__VORLIEGENDER TEXT__:
Da beruhigt es mich nicht, daß der Ausgangswert zwar derzeit noch relativ niedrig ist, der Trend aber steigend ist. Und es kommt bitte mindestens so sehr auf den Trend wie auf die absoluten Zahlen an. Daher meine ich: Man darf sich eben nicht zurücklehnen und sagen: Wir haben 20 000 Arbeitsplätze mehr im Vergleichszeitraum, wie Herr Bundesminister Hums das gesagt hat. Das ist zwar eine objektive Tatsache, aber auch wieder statisch betrachtet, denn parallel dazu ist das Arbeitskräfteangebot gestiegen, und zwar überproportional – daher haben wir eine steigende Arbeitslosigkeit.

Es kann nicht darum gehen, daß wir für jene Menschen, die heute schon in Arbeit stehen, das einigermaßen absichern, und jene, die vielleicht vorübergehend aus dem System fallen, wieder hereinholen, sondern wir müssen erkennen, daß wir mit wachsenden Arbeitsmärkten konfrontiert sind. Ich mache nur einen kleinen Eintrag: Wenn sich erst einmal das, was wir im Bereich der Frauenemanzipation zu entwickeln haben und wo wir in Österreich weit hinten sind, positiv entfalten wird, dann wird das gleichzeitig bedeuten, daß das Arbeitskräfteangebot insgesamt steigen wird. Das müssen wir positiv sehen – und auch positiv darauf reagieren. (Beifall beim Liberalen Forum.)

Die ganze Ratlosigkeit beider Herren aus der Bundesregierung hat sich meiner Ansicht nach am Begriff "Lohnnebenkosten" deutlich gemacht. Auf der einen Seite hat Herr Bundesminister Ditz in einem Halbsatz betont: Unnötige Lohnnebenkosten sind zu senken. Vorsichtshalber hat er es aber unterlassen, irgendwelche bestimmte Lohnnebenkosten beim Namen zu nennen. Er hat also nur gemeint: "unnötige senken". Das ist eine Leerformel, nicht ergiebig, und ich frage mich, warum der auch für das Energiewesen zuständige Herr Bundesminister nicht sofort zu Überlegungen hinsichtlich der endlich aufzugreifenden ökologischen Steuerreform gefunden hat, sodaß sich selbstverständlich – und das ist ja Stand der Diskussionstechnik – Lohnnebenkostensenkungen gegen Energiesteuern aufkommensneutral aufheben.

Die Bundesregierung hat jetzt in einem einseitigen Schritt ausschließlich Energiesteuern angehoben, ohne Lohnnebenkosten zu senken. Das kann es doch nicht gewesen sein. Ich hätte mir mindestens die Ankündigung erwartet, daß in der von uns beantragten Enquetekommission einerseits eine echte Diskussion stattfindet und daß man den Unternehmen und auch den Arbeitnehmern mitteilt, daß man sich ganz fest vornimmt, in spätestens zwei Jahren eine ökologische Steuerreform durchgeführt zu haben. Daß man heute in Kauf nimmt, zur Sanierung des Budgets vorübergehend Mehreinnahmen zu brauchen, wäre eine ehrliche Aussage der Regierung, aber man sollte dazusagen, daß man in spätestens ein oder zwei Jahren mit der Senkung der Lohnnebenkosten beginnen wird, nachdem man die Einnahmen schon gesichert hat, die das ermöglichen sollten, nämlich die Energiesteuer. (Beifall beim Liberalen Forum.)

__SCHRIFTLICHE ANWEISUNG A__:
Wie viele Arbeitsplätze mehr gab es laut Bundesminister Hums im Vergleichszeitraum, wie der Text berichtet?
__SCHRIFTLICHE ANWEISUNG B__:
Wiederhole wortgetreu die Passage aus dem Text, die mit „Die Bundesregierung hat“ beginnt und mit „Energiesteuer. (Beifall beim Liberalen Forum.)“ endet.

__GESPEICHERTE DATEN__:
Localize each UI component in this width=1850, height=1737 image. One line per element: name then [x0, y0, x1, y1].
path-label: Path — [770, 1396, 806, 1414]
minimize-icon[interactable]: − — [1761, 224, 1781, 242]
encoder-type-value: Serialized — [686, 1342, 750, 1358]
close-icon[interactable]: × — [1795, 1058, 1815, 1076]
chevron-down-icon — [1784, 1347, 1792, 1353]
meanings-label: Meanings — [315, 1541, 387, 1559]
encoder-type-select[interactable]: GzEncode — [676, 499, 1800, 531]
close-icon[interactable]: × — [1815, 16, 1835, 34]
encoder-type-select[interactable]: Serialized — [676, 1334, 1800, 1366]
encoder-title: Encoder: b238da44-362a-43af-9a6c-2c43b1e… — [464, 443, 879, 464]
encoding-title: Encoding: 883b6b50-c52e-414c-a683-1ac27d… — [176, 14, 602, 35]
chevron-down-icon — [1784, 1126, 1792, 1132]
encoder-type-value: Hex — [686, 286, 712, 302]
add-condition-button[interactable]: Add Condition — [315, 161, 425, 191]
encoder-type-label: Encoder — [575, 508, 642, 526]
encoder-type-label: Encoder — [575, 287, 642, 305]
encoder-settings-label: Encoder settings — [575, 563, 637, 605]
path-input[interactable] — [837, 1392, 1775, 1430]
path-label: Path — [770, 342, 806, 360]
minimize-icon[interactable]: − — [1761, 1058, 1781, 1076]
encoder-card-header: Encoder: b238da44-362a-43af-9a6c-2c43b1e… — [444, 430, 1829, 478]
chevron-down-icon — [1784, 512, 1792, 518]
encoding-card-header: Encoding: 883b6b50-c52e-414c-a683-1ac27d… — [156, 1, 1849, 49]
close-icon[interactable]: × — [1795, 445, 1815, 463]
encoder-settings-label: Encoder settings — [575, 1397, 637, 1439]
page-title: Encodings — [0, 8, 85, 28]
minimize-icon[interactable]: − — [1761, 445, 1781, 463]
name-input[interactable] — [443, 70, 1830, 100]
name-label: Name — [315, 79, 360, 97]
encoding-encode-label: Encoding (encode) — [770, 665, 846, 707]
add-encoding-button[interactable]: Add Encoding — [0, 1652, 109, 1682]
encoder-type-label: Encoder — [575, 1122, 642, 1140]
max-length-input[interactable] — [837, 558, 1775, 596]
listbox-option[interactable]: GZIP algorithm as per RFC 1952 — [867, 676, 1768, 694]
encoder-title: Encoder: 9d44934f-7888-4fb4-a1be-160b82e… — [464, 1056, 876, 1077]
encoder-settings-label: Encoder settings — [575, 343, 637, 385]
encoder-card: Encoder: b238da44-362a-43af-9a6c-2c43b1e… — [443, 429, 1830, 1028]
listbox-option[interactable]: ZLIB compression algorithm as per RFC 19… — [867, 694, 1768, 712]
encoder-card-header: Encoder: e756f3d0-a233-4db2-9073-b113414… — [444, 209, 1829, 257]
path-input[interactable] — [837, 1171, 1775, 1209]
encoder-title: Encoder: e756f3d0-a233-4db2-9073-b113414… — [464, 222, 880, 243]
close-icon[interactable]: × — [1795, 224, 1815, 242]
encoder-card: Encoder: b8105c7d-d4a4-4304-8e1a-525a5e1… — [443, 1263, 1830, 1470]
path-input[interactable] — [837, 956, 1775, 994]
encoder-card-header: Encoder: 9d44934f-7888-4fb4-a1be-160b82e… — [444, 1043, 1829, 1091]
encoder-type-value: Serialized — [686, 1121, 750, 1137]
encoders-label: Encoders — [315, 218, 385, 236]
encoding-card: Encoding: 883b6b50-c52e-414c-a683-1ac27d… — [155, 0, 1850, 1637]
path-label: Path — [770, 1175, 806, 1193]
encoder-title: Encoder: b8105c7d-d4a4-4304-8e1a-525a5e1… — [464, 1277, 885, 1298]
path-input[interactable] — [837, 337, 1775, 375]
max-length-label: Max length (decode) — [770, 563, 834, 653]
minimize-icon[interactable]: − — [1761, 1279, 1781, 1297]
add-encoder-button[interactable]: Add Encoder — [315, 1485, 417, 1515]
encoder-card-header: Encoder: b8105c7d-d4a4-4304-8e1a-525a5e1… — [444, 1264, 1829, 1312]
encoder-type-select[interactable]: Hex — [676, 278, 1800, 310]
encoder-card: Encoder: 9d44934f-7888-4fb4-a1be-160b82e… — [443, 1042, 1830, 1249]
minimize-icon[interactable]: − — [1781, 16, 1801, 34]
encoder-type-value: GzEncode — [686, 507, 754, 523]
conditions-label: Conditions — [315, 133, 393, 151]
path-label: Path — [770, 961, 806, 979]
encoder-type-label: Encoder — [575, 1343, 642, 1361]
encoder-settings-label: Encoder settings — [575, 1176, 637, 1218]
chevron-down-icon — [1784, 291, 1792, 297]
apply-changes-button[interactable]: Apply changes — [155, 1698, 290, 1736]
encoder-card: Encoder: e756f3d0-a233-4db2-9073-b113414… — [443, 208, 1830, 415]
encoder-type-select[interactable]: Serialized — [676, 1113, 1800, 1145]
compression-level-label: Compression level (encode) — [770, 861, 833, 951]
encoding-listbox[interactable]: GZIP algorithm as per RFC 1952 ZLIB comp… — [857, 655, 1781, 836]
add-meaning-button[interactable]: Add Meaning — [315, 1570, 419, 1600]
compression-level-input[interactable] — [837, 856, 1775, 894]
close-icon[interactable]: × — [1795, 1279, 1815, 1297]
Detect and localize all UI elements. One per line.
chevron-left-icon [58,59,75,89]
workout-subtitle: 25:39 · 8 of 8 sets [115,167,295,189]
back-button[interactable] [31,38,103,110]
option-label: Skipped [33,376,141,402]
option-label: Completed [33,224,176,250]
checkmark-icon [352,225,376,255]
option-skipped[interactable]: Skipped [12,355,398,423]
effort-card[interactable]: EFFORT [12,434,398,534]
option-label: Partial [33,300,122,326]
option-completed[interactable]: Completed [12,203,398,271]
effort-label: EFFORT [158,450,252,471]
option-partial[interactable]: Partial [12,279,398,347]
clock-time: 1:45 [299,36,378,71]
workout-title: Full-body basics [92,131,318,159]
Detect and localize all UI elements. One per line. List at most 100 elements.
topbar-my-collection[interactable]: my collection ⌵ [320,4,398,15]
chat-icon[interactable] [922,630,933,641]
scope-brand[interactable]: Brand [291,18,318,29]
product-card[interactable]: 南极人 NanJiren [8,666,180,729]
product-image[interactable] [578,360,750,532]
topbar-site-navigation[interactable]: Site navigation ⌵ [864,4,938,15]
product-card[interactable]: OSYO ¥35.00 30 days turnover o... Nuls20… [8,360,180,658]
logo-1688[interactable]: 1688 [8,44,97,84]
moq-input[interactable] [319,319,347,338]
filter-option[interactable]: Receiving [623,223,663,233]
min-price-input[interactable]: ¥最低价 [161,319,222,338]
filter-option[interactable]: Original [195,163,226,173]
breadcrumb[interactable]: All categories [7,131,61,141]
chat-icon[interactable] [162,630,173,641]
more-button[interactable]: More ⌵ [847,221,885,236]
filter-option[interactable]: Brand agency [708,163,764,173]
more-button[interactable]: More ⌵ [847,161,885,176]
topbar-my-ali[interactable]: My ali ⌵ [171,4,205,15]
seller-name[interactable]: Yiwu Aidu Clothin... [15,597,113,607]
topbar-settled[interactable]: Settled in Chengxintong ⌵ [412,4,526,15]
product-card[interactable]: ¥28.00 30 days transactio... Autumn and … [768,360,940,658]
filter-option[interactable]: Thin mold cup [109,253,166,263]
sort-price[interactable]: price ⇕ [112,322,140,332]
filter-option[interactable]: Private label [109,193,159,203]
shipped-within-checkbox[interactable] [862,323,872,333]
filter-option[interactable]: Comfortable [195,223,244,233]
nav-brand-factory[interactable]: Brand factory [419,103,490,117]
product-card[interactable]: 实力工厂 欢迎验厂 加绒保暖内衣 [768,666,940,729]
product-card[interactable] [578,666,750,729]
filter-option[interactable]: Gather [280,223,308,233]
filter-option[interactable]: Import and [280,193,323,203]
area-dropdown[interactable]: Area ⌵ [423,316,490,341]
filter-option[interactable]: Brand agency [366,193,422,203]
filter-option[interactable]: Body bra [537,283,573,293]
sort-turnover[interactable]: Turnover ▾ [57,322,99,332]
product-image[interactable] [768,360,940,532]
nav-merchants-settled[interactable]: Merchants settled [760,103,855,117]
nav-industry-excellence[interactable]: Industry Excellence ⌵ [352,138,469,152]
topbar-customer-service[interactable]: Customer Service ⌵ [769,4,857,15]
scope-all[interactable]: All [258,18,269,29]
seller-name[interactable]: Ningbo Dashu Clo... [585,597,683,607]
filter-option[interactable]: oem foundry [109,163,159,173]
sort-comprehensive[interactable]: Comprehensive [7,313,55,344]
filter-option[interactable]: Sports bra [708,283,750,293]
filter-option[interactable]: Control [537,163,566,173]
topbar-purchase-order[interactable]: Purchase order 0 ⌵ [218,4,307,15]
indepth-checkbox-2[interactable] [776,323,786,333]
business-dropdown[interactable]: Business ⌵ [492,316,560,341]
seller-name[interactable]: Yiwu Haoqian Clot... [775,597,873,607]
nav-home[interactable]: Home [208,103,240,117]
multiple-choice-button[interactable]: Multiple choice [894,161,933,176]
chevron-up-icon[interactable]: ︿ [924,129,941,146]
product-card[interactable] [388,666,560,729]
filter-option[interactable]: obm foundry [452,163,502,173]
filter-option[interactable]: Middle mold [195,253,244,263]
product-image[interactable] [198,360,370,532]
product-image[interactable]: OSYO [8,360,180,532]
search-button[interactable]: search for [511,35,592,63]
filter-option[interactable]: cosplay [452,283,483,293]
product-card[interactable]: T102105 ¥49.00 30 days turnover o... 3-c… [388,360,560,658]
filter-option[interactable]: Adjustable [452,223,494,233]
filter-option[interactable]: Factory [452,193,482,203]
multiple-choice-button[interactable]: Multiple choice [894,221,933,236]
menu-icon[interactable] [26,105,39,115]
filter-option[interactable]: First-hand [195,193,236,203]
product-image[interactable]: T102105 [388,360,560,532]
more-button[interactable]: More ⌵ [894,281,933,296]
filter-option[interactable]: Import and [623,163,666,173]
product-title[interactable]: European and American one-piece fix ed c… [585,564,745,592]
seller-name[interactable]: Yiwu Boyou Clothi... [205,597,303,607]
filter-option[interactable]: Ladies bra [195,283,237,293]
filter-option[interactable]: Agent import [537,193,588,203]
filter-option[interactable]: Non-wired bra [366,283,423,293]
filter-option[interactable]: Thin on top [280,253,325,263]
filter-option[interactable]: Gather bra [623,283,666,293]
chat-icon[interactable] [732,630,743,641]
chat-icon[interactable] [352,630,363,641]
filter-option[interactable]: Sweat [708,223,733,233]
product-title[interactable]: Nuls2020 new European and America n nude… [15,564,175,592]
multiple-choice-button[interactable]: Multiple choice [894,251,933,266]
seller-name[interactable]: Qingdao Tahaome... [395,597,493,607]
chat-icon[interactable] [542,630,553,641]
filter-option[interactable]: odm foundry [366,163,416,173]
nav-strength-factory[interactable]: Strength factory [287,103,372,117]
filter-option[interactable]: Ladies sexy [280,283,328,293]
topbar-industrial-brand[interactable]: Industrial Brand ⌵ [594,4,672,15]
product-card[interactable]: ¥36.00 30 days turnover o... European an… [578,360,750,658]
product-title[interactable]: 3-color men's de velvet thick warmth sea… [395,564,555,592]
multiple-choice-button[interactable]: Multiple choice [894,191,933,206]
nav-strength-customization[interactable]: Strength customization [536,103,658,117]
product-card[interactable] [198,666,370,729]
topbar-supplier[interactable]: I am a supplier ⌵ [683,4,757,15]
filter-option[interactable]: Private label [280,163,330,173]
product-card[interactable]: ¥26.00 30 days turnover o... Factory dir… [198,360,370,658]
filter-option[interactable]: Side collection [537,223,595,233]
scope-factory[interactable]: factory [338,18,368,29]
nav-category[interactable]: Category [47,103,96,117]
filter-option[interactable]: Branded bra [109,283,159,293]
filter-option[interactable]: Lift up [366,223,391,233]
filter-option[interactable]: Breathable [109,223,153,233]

__ANTWORT A__:
20 000 Arbeitsplätze mehr.

__ANTWORT B__:
Die Bundesregierung hat jetzt in einem einseitigen Schritt ausschließlich Energiesteuern angehoben, ohne Lohnnebenkosten zu senken. Das kann es doch nicht gewesen sein. Ich hätte mir mindestens die Ankündigung erwartet, daß in der von uns beantragten Enquetekommission einerseits eine echte Diskussion stattfindet und daß man den Unternehmen und auch den Arbeitnehmern mitteilt, daß man sich ganz fest vornimmt, in spätestens zwei Jahren eine ökologische Steuerreform durchgeführt zu haben. Daß man heute in Kauf nimmt, zur Sanierung des Budgets vorübergehend Mehreinnahmen zu brauchen, wäre eine ehrliche Aussage der Regierung, aber man sollte dazusagen, daß man in spätestens ein oder zwei Jahren mit der Senkung der Lohnnebenkosten beginnen wird, nachdem man die Einnahmen schon gesichert hat, die das ermöglichen sollten, nämlich die Energiesteuer. (Beifall beim Liberalen Forum.)